[[ Supplied text, beginning ]]

2.2.ii Recommendations-      We have found that the methods used for teaching are of crucial importance in the 4 Generations.  We foster a process of inquiry which encourages curiosity, initiative and lateral thinking. The questions-based nature of the course which we have adopted so far has been instrumental to our success. Not only does it allow for us to discover knowledge which we did not even know existed, it forces students to take initiative and leadership in the learning process and gives them ‘ownership' of the work they do and the knowledge, stories and ideas they uncover.  Students go out of their way to discover stories and knowledge which they can then share with their peers. We make it very clear with our students that we are not really ‘teaching' them as such- they are driving their own learning process and to an extent teaching ‘us' through they answers they give in response to the questions and the ideas that they form in reaction to their discoveries.   We feel strongly that these methods must be maintained when the 4 Generations expands and goes into the hands of teachers country-wide. We use learning tools like art and drama and mime wherever possible. We feel that these are skills which must be encouraged and honed in students from an early age to ensure their comparative success in adult life. It is our aim that by June 2006, we will have a fully comprehensive 4 Generations curriculum guide which will not only dictate the subject matter to be learned each week and how this can be integrated into other school subjects, but also the best teaching methods to use for these topics. Head teachers have written letters to the extent that the 4 Generations has greatly contributed to the overall performance of their students- giving them confidence, nurturing an inquisitiveness and tutoring them in writing, debating, presentation, drama and memory skills.Further recommendations will be discussed under the review of our plans with the Ministry of Education.

 

2.3 Elders and Community-

 

We are now working with over 100 elders.  Work continues recording their knowledge and ideas. We have organised several gatherings for elders, often from different tribes, to meet each other and share knowledge and experience. We continue to search for elders who are highly knowledgeable and respected across the country.  We have full support of the community. We have organised several community gatherings to assess the popularity of the 4 Generations and to have people's input in its progress. We have many volunteers coming to help us record knowledge.  At the beginning of December we were approached by the National Museums to see how our work and recordings could contribute to their ‘Culture and Ethnography' department which apparently needs serious attention. Discussions will continue in 2006.

[[ Supplied text, end ]]
[[ Exercise data, beginning ]]

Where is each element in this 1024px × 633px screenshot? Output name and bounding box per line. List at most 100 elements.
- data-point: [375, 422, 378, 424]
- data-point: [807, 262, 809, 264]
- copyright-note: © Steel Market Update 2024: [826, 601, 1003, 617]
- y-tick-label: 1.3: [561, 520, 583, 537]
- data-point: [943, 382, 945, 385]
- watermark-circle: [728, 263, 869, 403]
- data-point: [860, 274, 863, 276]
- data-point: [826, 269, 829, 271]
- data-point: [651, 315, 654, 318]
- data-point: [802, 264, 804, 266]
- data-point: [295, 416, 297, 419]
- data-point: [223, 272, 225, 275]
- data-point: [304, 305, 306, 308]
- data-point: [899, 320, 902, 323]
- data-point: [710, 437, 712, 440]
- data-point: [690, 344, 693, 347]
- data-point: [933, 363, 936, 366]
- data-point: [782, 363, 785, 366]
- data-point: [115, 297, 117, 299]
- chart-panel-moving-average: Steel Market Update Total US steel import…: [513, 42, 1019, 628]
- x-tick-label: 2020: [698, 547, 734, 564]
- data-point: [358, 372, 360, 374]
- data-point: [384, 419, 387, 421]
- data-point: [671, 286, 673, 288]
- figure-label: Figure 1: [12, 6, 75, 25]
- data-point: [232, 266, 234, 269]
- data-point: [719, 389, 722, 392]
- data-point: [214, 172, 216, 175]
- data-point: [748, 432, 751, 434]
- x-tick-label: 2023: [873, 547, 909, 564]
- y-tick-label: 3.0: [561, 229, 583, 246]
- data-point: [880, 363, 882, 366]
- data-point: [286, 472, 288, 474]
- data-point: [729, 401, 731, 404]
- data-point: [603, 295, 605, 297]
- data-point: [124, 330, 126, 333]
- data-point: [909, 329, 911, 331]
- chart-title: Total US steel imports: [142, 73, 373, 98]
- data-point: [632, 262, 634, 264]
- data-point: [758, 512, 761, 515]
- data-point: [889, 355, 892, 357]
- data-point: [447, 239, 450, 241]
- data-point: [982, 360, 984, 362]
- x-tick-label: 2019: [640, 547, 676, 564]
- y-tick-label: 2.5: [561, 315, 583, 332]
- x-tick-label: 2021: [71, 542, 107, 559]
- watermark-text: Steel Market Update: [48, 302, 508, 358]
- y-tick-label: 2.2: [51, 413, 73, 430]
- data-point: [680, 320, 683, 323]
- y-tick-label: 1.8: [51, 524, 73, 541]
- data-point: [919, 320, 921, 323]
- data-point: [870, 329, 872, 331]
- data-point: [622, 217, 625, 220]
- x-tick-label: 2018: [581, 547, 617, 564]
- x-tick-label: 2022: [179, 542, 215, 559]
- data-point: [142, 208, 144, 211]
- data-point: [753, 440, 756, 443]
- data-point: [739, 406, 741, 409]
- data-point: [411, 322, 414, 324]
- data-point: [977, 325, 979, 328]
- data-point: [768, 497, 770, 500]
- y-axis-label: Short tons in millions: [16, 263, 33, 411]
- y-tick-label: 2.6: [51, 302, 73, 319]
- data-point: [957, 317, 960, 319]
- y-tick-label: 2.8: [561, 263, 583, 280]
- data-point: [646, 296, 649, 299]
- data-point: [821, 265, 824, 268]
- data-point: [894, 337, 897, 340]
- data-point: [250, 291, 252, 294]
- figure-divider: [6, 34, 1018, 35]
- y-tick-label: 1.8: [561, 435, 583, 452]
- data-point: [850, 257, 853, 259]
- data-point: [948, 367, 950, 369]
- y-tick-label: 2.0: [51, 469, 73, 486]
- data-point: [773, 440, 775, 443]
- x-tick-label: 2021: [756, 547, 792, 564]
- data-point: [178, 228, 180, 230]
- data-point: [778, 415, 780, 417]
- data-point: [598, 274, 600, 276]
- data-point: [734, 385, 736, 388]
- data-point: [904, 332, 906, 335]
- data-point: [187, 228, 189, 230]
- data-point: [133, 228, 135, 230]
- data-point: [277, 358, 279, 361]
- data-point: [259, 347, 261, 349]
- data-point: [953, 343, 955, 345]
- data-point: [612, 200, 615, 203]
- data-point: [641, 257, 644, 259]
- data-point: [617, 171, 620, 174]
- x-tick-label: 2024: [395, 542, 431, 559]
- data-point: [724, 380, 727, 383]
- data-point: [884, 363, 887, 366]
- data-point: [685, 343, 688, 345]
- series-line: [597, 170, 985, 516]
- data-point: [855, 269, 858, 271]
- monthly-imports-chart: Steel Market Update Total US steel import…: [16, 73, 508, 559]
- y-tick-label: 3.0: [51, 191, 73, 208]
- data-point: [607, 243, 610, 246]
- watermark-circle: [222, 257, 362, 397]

[[ Exercise data, end ]]

What to do »
• 1. Answer these questions using the supplied text:
(a) By what date does it aim to have a fully comprehensive 4 Generations curriculum guide?
(b) How many elders does it say the work now involves?
(c) Which body approached the project at the beginning of December?
• 2. Reproduce word for word the part of the supplied text that opens with the words containing "2.3 Elders and" and closes with "continue in 2006.".

Answers in order »
• 1.
(a) June 2006
(b) Over 100 elders
(c) The National Museums

• 2.
2.3 Elders and Community-

 

We are now working with over 100 elders.  Work continues recording their knowledge and ideas. We have organised several gatherings for elders, often from different tribes, to meet each other and share knowledge and experience. We continue to search for elders who are highly knowledgeable and respected across the country.  We have full support of the community. We have organised several community gatherings to assess the popularity of the 4 Generations and to have people's input in its progress. We have many volunteers coming to help us record knowledge.  At the beginning of December we were approached by the National Museums to see how our work and recordings could contribute to their ‘Culture and Ethnography' department which apparently needs serious attention. Discussions will continue in 2006.